**GOAL**
Output the entries verbatim, including every line.

**INPUT MATERIAL**

+ + +

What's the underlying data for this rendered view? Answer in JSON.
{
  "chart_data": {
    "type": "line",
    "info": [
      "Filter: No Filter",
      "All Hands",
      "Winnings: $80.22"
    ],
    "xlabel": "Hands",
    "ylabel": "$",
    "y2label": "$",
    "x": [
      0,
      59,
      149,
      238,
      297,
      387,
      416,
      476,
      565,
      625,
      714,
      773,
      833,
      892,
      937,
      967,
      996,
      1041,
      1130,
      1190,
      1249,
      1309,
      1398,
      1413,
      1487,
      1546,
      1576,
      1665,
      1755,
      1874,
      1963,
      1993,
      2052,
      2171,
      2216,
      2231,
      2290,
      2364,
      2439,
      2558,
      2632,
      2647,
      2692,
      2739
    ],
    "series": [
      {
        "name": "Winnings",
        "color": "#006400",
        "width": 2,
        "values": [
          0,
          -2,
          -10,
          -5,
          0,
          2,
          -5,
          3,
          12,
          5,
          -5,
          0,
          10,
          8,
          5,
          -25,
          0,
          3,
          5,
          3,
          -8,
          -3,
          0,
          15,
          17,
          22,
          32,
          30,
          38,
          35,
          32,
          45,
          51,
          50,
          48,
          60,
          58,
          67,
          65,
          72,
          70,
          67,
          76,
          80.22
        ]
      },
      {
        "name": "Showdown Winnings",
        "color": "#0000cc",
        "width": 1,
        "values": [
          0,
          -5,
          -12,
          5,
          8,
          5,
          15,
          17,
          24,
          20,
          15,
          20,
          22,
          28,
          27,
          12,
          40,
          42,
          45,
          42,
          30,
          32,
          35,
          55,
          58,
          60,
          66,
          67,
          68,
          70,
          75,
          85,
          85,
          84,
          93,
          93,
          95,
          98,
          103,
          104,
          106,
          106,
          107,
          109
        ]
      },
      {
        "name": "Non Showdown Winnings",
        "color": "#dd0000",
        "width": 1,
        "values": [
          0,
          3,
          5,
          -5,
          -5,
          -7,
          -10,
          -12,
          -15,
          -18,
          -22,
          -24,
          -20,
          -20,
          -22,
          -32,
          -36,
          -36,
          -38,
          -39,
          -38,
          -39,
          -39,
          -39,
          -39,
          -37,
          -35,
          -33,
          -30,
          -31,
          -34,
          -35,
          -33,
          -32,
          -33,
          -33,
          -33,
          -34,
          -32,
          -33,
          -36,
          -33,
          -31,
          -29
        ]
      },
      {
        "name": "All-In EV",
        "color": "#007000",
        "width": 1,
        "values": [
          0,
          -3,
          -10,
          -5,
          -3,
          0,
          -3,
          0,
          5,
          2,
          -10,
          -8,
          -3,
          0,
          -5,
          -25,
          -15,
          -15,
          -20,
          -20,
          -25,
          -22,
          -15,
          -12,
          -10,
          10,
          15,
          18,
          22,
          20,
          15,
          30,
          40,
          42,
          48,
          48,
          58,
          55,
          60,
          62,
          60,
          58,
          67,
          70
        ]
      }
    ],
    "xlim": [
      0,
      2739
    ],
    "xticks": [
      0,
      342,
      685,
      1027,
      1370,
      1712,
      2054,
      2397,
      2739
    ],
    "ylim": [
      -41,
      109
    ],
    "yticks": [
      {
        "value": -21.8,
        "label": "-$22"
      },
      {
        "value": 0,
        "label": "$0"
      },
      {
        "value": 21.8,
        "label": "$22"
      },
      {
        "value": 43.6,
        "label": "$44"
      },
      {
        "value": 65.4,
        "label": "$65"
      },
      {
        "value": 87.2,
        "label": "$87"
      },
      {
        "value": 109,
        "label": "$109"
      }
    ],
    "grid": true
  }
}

+ + +

**REPLY TO THE TASK**
What's the underlying data for this rendered view? Answer in JSON.
{
  "chart_data": {
    "type": "line",
    "info": [
      "Filter: No Filter",
      "All Hands",
      "Winnings: $80.22"
    ],
    "xlabel": "Hands",
    "ylabel": "$",
    "y2label": "$",
    "x": [
      0,
      59,
      149,
      238,
      297,
      387,
      416,
      476,
      565,
      625,
      714,
      773,
      833,
      892,
      937,
      967,
      996,
      1041,
      1130,
      1190,
      1249,
      1309,
      1398,
      1413,
      1487,
      1546,
      1576,
      1665,
      1755,
      1874,
      1963,
      1993,
      2052,
      2171,
      2216,
      2231,
      2290,
      2364,
      2439,
      2558,
      2632,
      2647,
      2692,
      2739
    ],
    "series": [
      {
        "name": "Winnings",
        "color": "#006400",
        "width": 2,
        "values": [
          0,
          -2,
          -10,
          -5,
          0,
          2,
          -5,
          3,
          12,
          5,
          -5,
          0,
          10,
          8,
          5,
          -25,
          0,
          3,
          5,
          3,
          -8,
          -3,
          0,
          15,
          17,
          22,
          32,
          30,
          38,
          35,
          32,
          45,
          51,
          50,
          48,
          60,
          58,
          67,
          65,
          72,
          70,
          67,
          76,
          80.22
        ]
      },
      {
        "name": "Showdown Winnings",
        "color": "#0000cc",
        "width": 1,
        "values": [
          0,
          -5,
          -12,
          5,
          8,
          5,
          15,
          17,
          24,
          20,
          15,
          20,
          22,
          28,
          27,
          12,
          40,
          42,
          45,
          42,
          30,
          32,
          35,
          55,
          58,
          60,
          66,
          67,
          68,
          70,
          75,
          85,
          85,
          84,
          93,
          93,
          95,
          98,
          103,
          104,
          106,
          106,
          107,
          109
        ]
      },
      {
        "name": "Non Showdown Winnings",
        "color": "#dd0000",
        "width": 1,
        "values": [
          0,
          3,
          5,
          -5,
          -5,
          -7,
          -10,
          -12,
          -15,
          -18,
          -22,
          -24,
          -20,
          -20,
          -22,
          -32,
          -36,
          -36,
          -38,
          -39,
          -38,
          -39,
          -39,
          -39,
          -39,
          -37,
          -35,
          -33,
          -30,
          -31,
          -34,
          -35,
          -33,
          -32,
          -33,
          -33,
          -33,
          -34,
          -32,
          -33,
          -36,
          -33,
          -31,
          -29
        ]
      },
      {
        "name": "All-In EV",
        "color": "#007000",
        "width": 1,
        "values": [
          0,
          -3,
          -10,
          -5,
          -3,
          0,
          -3,
          0,
          5,
          2,
          -10,
          -8,
          -3,
          0,
          -5,
          -25,
          -15,
          -15,
          -20,
          -20,
          -25,
          -22,
          -15,
          -12,
          -10,
          10,
          15,
          18,
          22,
          20,
          15,
          30,
          40,
          42,
          48,
          48,
          58,
          55,
          60,
          62,
          60,
          58,
          67,
          70
        ]
      }
    ],
    "xlim": [
      0,
      2739
    ],
    "xticks": [
      0,
      342,
      685,
      1027,
      1370,
      1712,
      2054,
      2397,
      2739
    ],
    "ylim": [
      -41,
      109
    ],
    "yticks": [
      {
        "value": -21.8,
        "label": "-$22"
      },
      {
        "value": 0,
        "label": "$0"
      },
      {
        "value": 21.8,
        "label": "$22"
      },
      {
        "value": 43.6,
        "label": "$44"
      },
      {
        "value": 65.4,
        "label": "$65"
      },
      {
        "value": 87.2,
        "label": "$87"
      },
      {
        "value": 109,
        "label": "$109"
      }
    ],
    "grid": true
  }
}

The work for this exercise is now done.